>> Begin

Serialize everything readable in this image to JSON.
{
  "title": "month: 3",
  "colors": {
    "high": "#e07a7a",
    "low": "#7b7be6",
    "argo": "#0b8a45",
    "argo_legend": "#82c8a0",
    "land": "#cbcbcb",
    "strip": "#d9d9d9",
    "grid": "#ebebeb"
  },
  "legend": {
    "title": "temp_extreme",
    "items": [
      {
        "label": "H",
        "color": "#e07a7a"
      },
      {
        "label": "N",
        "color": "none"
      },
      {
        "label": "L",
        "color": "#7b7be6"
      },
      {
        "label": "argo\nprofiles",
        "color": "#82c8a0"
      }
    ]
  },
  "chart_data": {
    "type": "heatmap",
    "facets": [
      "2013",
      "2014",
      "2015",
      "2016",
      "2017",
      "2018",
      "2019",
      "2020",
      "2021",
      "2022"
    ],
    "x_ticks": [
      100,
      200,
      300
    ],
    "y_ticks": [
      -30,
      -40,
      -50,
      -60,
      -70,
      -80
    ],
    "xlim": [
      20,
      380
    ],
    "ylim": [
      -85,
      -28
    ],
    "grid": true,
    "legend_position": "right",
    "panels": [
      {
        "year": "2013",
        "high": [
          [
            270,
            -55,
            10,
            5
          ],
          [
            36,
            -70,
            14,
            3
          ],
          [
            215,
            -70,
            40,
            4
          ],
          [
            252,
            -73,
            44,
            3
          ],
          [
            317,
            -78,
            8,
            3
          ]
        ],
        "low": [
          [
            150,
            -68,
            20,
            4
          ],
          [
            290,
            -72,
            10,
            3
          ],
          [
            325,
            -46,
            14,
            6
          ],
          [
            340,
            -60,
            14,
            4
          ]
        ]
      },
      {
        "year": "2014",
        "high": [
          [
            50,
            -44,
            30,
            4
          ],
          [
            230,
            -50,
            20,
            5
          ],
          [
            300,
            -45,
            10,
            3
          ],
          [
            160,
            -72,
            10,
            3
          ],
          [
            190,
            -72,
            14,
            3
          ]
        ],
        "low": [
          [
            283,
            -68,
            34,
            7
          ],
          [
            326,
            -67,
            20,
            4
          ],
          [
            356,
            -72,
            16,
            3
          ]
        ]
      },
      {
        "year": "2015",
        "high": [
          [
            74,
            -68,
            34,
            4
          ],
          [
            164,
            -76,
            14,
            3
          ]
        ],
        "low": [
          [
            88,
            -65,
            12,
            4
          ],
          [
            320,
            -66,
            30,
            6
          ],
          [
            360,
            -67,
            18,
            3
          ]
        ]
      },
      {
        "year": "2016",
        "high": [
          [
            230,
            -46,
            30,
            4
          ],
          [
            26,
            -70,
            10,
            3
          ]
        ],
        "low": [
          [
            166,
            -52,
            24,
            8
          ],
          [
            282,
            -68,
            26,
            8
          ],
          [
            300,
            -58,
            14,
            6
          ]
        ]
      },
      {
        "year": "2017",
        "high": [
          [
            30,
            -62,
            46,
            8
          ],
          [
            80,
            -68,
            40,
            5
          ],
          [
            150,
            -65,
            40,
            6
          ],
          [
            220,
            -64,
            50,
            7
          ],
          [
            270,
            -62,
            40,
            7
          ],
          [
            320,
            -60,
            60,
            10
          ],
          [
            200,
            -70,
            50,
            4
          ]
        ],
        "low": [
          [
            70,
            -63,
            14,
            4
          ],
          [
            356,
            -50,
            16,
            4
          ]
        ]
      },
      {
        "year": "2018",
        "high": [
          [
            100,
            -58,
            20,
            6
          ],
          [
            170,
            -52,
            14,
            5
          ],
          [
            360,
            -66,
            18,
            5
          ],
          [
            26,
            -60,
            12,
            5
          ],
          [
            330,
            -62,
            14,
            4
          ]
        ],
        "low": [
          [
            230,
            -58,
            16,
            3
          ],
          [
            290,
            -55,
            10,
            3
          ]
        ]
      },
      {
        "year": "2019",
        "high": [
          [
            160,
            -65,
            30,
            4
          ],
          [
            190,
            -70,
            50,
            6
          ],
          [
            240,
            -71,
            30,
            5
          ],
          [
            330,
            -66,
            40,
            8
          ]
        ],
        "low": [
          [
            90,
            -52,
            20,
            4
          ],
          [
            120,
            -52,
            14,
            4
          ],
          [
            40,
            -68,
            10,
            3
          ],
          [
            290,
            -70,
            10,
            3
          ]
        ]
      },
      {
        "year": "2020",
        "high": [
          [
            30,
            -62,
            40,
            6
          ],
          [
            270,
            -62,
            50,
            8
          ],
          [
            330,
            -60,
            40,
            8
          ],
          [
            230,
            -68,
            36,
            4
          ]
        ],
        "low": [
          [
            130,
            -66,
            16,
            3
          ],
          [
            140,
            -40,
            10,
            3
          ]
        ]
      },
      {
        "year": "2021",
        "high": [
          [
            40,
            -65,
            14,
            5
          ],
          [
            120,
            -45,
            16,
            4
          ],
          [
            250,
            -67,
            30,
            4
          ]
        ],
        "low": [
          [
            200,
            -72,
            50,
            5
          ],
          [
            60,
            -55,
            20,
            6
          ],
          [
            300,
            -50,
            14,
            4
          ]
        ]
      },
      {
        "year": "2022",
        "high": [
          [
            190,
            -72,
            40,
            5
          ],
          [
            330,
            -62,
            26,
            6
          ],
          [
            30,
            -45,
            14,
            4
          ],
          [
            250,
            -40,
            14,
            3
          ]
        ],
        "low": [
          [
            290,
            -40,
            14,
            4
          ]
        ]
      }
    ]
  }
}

>> End
>> Begin

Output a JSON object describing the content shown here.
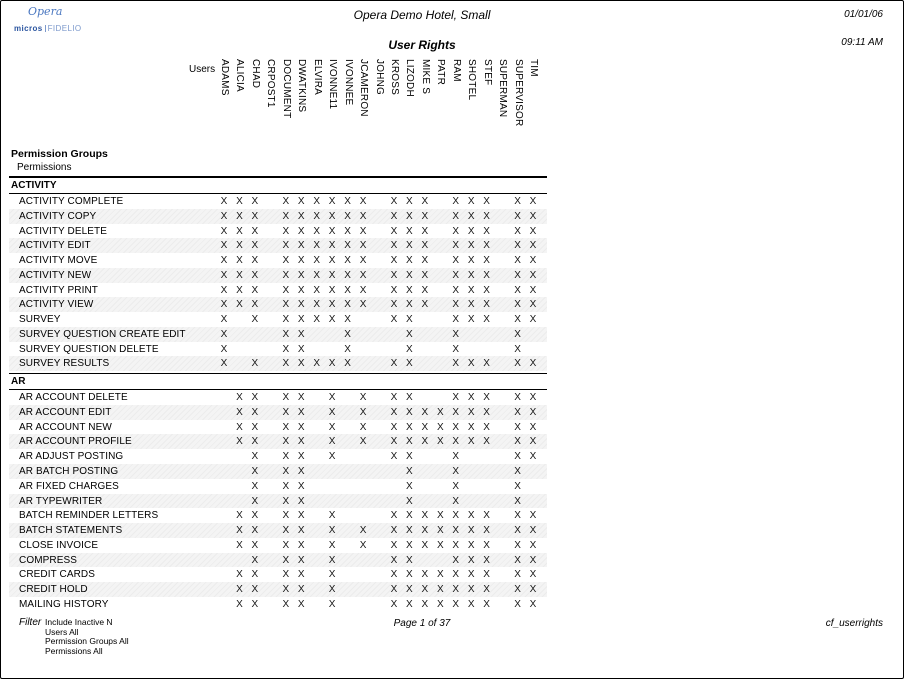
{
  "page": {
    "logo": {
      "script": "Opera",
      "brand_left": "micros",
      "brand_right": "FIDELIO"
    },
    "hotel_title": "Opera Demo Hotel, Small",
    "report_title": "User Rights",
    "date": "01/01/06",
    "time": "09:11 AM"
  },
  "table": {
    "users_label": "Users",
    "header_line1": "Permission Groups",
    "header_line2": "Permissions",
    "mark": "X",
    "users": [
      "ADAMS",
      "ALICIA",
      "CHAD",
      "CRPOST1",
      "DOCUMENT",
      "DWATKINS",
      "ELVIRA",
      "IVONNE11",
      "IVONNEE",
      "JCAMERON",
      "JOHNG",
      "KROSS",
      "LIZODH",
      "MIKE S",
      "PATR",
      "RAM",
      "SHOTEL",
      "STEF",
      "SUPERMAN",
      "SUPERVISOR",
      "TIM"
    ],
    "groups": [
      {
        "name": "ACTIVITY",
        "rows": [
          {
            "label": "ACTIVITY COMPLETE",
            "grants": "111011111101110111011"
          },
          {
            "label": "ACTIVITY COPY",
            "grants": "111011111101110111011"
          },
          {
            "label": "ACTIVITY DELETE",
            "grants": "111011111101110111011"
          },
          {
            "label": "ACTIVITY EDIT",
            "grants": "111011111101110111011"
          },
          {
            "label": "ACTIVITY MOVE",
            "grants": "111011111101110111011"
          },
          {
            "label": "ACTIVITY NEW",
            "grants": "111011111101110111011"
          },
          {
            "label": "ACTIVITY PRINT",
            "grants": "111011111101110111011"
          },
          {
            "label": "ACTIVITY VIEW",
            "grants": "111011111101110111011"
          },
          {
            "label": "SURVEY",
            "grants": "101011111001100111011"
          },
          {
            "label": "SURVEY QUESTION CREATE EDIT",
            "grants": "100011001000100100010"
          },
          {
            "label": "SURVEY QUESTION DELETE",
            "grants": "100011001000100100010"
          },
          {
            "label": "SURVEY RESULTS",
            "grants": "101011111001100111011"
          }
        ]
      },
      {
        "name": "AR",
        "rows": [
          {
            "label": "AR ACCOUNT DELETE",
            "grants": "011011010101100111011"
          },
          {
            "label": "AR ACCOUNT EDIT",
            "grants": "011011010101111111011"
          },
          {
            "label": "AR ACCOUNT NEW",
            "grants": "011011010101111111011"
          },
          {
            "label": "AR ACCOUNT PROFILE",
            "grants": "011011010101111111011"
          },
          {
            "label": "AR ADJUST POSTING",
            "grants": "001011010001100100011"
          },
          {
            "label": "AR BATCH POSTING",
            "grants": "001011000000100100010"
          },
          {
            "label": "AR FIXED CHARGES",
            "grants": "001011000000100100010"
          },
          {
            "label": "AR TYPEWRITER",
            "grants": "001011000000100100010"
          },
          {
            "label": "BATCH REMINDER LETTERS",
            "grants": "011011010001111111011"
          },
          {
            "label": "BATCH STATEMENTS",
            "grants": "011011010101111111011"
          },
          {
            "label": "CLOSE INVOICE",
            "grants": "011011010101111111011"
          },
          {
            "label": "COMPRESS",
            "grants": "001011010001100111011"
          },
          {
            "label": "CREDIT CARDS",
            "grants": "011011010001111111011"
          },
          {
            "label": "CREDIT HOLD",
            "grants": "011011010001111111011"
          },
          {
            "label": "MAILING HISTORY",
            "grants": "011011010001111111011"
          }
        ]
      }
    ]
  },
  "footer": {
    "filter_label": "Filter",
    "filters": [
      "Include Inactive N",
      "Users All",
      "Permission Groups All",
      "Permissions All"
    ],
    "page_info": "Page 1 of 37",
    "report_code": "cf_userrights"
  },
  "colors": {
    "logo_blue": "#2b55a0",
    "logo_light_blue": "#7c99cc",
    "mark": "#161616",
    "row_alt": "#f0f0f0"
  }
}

>> End

» **What this task involves**:
Track down all lines above with the string "QUESTION" and copy them.

» **Response to this exercise**:
            "label": "SURVEY QUESTION CREATE EDIT",
            "label": "SURVEY QUESTION DELETE",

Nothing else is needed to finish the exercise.